GIVEN INSTRUCTION = Please return every line of the records below unchanged, leaving out the pictures.

INFORMATION SHOWN =

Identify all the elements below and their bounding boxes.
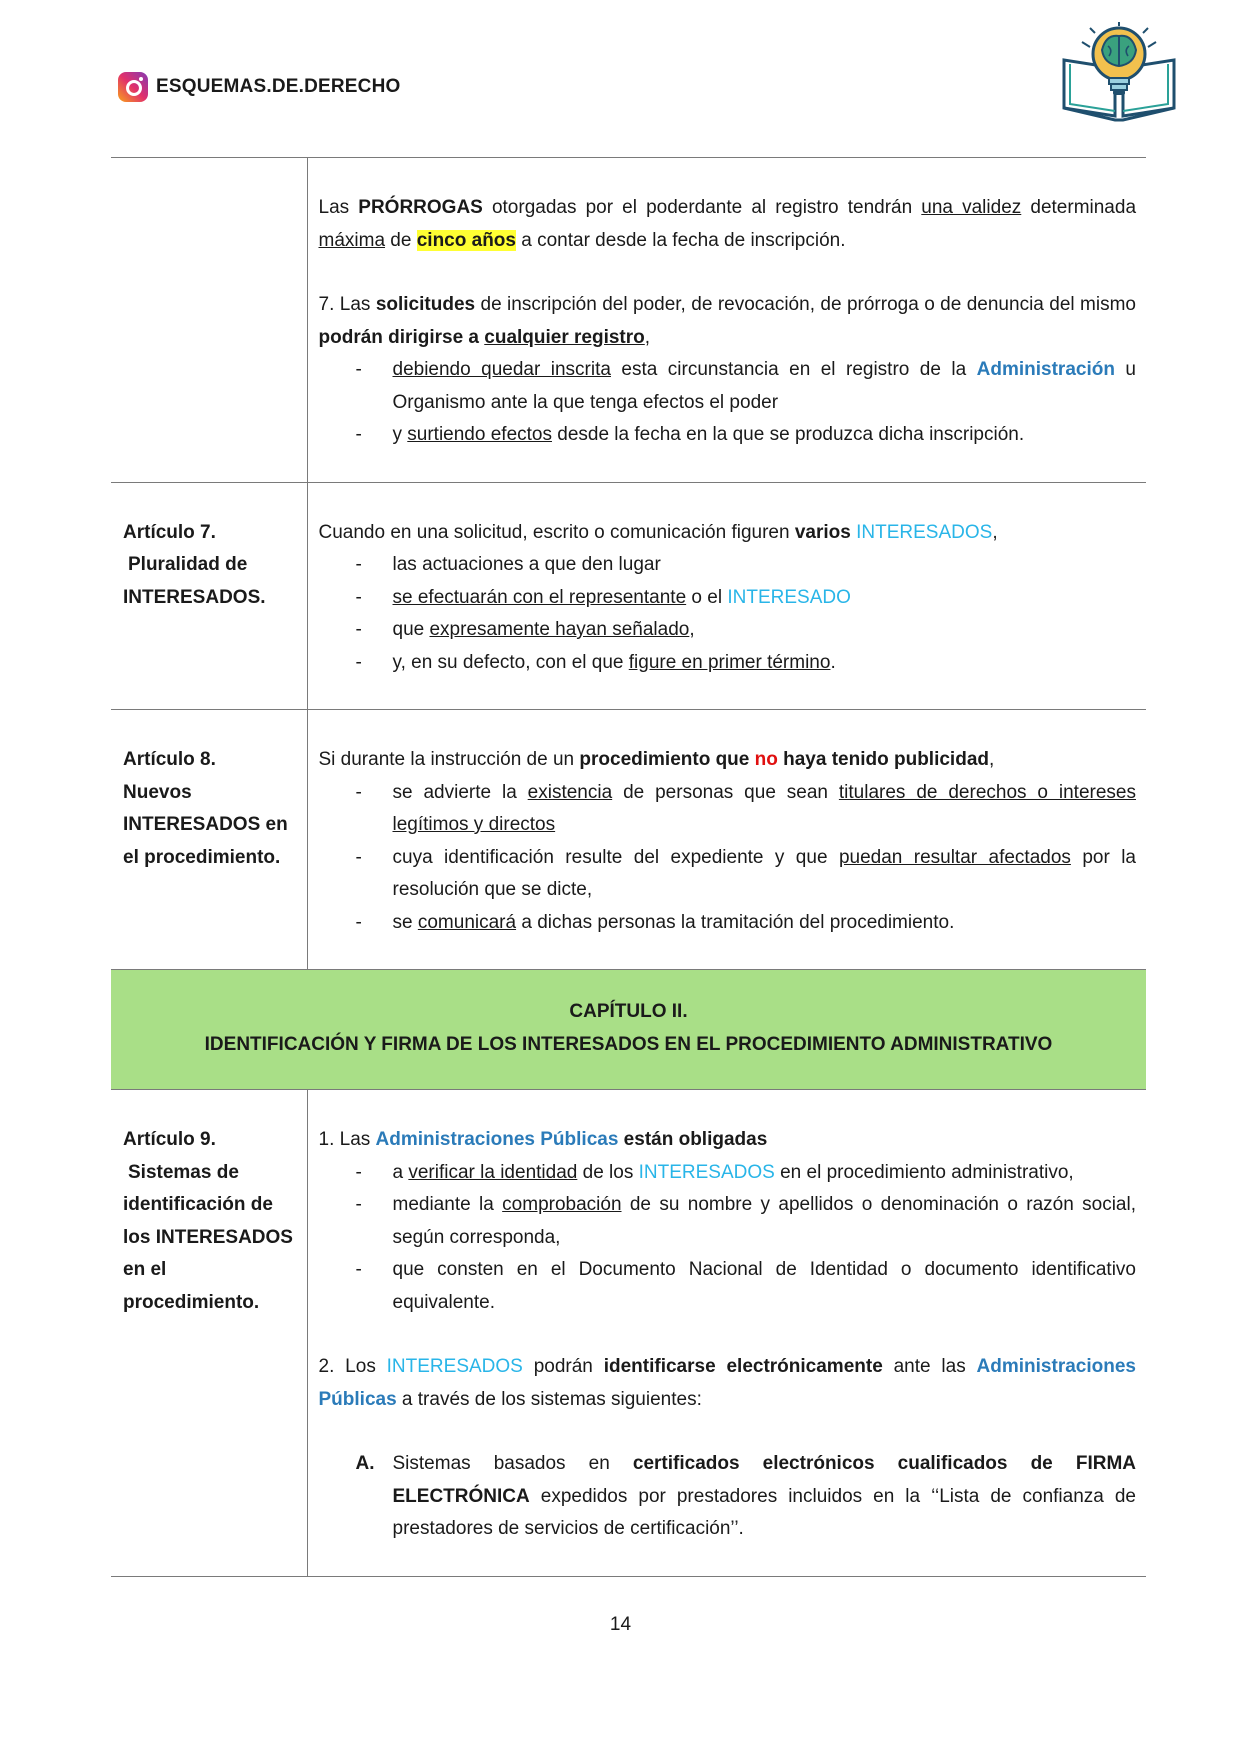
list-item: - y, en su defecto, con el que figure en primer término. bbox=[319, 647, 1137, 680]
page-number: 14 bbox=[609, 1614, 632, 1635]
article-label: Artículo 7. Pluralidad de INTERESADOS. bbox=[111, 482, 307, 710]
list-item: - se efectuarán con el representante o el INTERESADO bbox=[319, 582, 1137, 615]
list-item: - que expresamente hayan señalado, bbox=[319, 614, 1137, 647]
articles-table bbox=[111, 157, 1146, 1577]
paragraph: Las PRÓRROGAS otorgadas por el poderdante al registro tendrán una validez determinada máxima de cinco años a contar desde la fecha de inscripción. bbox=[318, 197, 1137, 251]
brain-lightbulb-book-logo-icon bbox=[1060, 20, 1178, 122]
list-item: - que consten en el Documento Nacional de Identidad o documento identificativo equivalente. bbox=[319, 1254, 1137, 1319]
table-row bbox=[111, 1090, 1146, 1577]
list-item: - a verificar la identidad de los INTERESADOS en el procedimiento administrativo, bbox=[319, 1157, 1137, 1190]
table-row bbox=[111, 710, 1146, 970]
paragraph: 2. Los INTERESADOS podrán identificarse electrónicamente ante las Administraciones Públicas a través de los sistemas siguientes: bbox=[318, 1356, 1136, 1410]
chapter-heading-row bbox=[111, 970, 1146, 1090]
paragraph: 7. Las solicitudes de inscripción del poder, de revocación, de prórroga o de denuncia del mismo podrán dirigirse a cualquier registro, bbox=[318, 294, 1136, 348]
article-content bbox=[307, 158, 1146, 483]
alpha-list bbox=[319, 1448, 1137, 1546]
table-row bbox=[111, 158, 1146, 483]
instagram-icon bbox=[118, 72, 148, 102]
brand-name: ESQUEMAS.DE.DERECHO bbox=[156, 76, 401, 97]
dash-list bbox=[319, 354, 1137, 452]
dash-list bbox=[319, 549, 1137, 679]
list-item: - se advierte la existencia de personas que sean titulares de derechos o intereses legítimos y directos bbox=[319, 777, 1137, 842]
list-item: A. Sistemas basados en certificados electrónicos cualificados de FIRMA ELECTRÓNICA expedidos por prestadores incluidos en la ‘‘Lista de confianza de prestadores de servicios de certificación’’. bbox=[355, 1453, 1136, 1539]
list-item: - y surtiendo efectos desde la fecha en la que se produzca dicha inscripción. bbox=[319, 419, 1137, 452]
article-label: Artículo 9. Sistemas de identificación de los INTERESADOS en el procedimiento. bbox=[111, 1090, 307, 1577]
table-row bbox=[111, 482, 1146, 710]
article-label-empty bbox=[111, 158, 307, 483]
list-item: - debiendo quedar inscrita esta circunstancia en el registro de la Administración u Organismo ante la que tenga efectos el poder bbox=[319, 354, 1137, 419]
article-content bbox=[307, 482, 1146, 710]
header bbox=[118, 72, 401, 102]
list-item: - cuya identificación resulte del expediente y que puedan resultar afectados por la resolución que se dicte, bbox=[319, 842, 1137, 907]
paragraph: Si durante la instrucción de un procedimiento que no haya tenido publicidad, bbox=[318, 749, 995, 770]
dash-list bbox=[319, 1157, 1137, 1320]
article-content bbox=[307, 710, 1146, 970]
article-content bbox=[307, 1090, 1146, 1577]
dash-list bbox=[319, 777, 1137, 940]
paragraph: 1. Las Administraciones Públicas están obligadas bbox=[318, 1129, 768, 1150]
article-label: Artículo 8. Nuevos INTERESADOS en el procedimiento. bbox=[111, 710, 307, 970]
paragraph: Cuando en una solicitud, escrito o comunicación figuren varios INTERESADOS, bbox=[318, 521, 998, 543]
list-item: - se comunicará a dichas personas la tramitación del procedimiento. bbox=[319, 907, 1137, 940]
chapter-heading: CAPÍTULO II. IDENTIFICACIÓN Y FIRMA DE LOS INTERESADOS EN EL PROCEDIMIENTO ADMINISTRATIVO bbox=[111, 970, 1146, 1090]
list-item: - mediante la comprobación de su nombre y apellidos o denominación o razón social, según corresponda, bbox=[319, 1189, 1137, 1254]
list-item: - las actuaciones a que den lugar bbox=[319, 549, 1137, 582]
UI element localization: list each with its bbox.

SOLVED PROBLEM =
Identify all the elements below and their bounding boxes.
list-item: - y, en su defecto, con el que figure en primer término. bbox=[319, 647, 1137, 680]
page-number: 14 bbox=[609, 1614, 632, 1635]
article-label: Artículo 7. Pluralidad de INTERESADOS. bbox=[111, 482, 307, 710]
list-item: - se efectuarán con el representante o el INTERESADO bbox=[319, 582, 1137, 615]
list-item: - que expresamente hayan señalado, bbox=[319, 614, 1137, 647]
articles-table bbox=[111, 157, 1146, 1577]
paragraph: Las PRÓRROGAS otorgadas por el poderdante al registro tendrán una validez determinada máxima de cinco años a contar desde la fecha de inscripción. bbox=[318, 197, 1137, 251]
brain-lightbulb-book-logo-icon bbox=[1060, 20, 1178, 122]
list-item: - que consten en el Documento Nacional de Identidad o documento identificativo equivalente. bbox=[319, 1254, 1137, 1319]
table-row bbox=[111, 1090, 1146, 1577]
list-item: - a verificar la identidad de los INTERESADOS en el procedimiento administrativo, bbox=[319, 1157, 1137, 1190]
table-row bbox=[111, 710, 1146, 970]
paragraph: 2. Los INTERESADOS podrán identificarse electrónicamente ante las Administraciones Públicas a través de los sistemas siguientes: bbox=[318, 1356, 1136, 1410]
chapter-heading-row bbox=[111, 970, 1146, 1090]
paragraph: 7. Las solicitudes de inscripción del poder, de revocación, de prórroga o de denuncia del mismo podrán dirigirse a cualquier registro, bbox=[318, 294, 1136, 348]
article-content bbox=[307, 158, 1146, 483]
alpha-list bbox=[319, 1448, 1137, 1546]
table-row bbox=[111, 158, 1146, 483]
instagram-icon bbox=[118, 72, 148, 102]
brand-name: ESQUEMAS.DE.DERECHO bbox=[156, 76, 401, 97]
dash-list bbox=[319, 354, 1137, 452]
dash-list bbox=[319, 549, 1137, 679]
list-item: - se advierte la existencia de personas que sean titulares de derechos o intereses legítimos y directos bbox=[319, 777, 1137, 842]
list-item: A. Sistemas basados en certificados electrónicos cualificados de FIRMA ELECTRÓNICA expedidos por prestadores incluidos en la ‘‘Lista de confianza de prestadores de servicios de certificación’’. bbox=[355, 1453, 1136, 1539]
list-item: - y surtiendo efectos desde la fecha en la que se produzca dicha inscripción. bbox=[319, 419, 1137, 452]
article-label: Artículo 9. Sistemas de identificación de los INTERESADOS en el procedimiento. bbox=[111, 1090, 307, 1577]
table-row bbox=[111, 482, 1146, 710]
article-label-empty bbox=[111, 158, 307, 483]
list-item: - debiendo quedar inscrita esta circunstancia en el registro de la Administración u Organismo ante la que tenga efectos el poder bbox=[319, 354, 1137, 419]
article-content bbox=[307, 482, 1146, 710]
header bbox=[118, 72, 401, 102]
list-item: - cuya identificación resulte del expediente y que puedan resultar afectados por la resolución que se dicte, bbox=[319, 842, 1137, 907]
paragraph: Si durante la instrucción de un procedimiento que no haya tenido publicidad, bbox=[318, 749, 995, 770]
dash-list bbox=[319, 1157, 1137, 1320]
article-content bbox=[307, 710, 1146, 970]
article-content bbox=[307, 1090, 1146, 1577]
dash-list bbox=[319, 777, 1137, 940]
paragraph: 1. Las Administraciones Públicas están obligadas bbox=[318, 1129, 768, 1150]
article-label: Artículo 8. Nuevos INTERESADOS en el procedimiento. bbox=[111, 710, 307, 970]
paragraph: Cuando en una solicitud, escrito o comunicación figuren varios INTERESADOS, bbox=[318, 521, 998, 543]
list-item: - se comunicará a dichas personas la tramitación del procedimiento. bbox=[319, 907, 1137, 940]
chapter-heading: CAPÍTULO II. IDENTIFICACIÓN Y FIRMA DE LOS INTERESADOS EN EL PROCEDIMIENTO ADMINISTRATIVO bbox=[111, 970, 1146, 1090]
list-item: - mediante la comprobación de su nombre y apellidos o denominación o razón social, según corresponda, bbox=[319, 1189, 1137, 1254]
list-item: - las actuaciones a que den lugar bbox=[319, 549, 1137, 582]
UI element localization: list each with its bbox.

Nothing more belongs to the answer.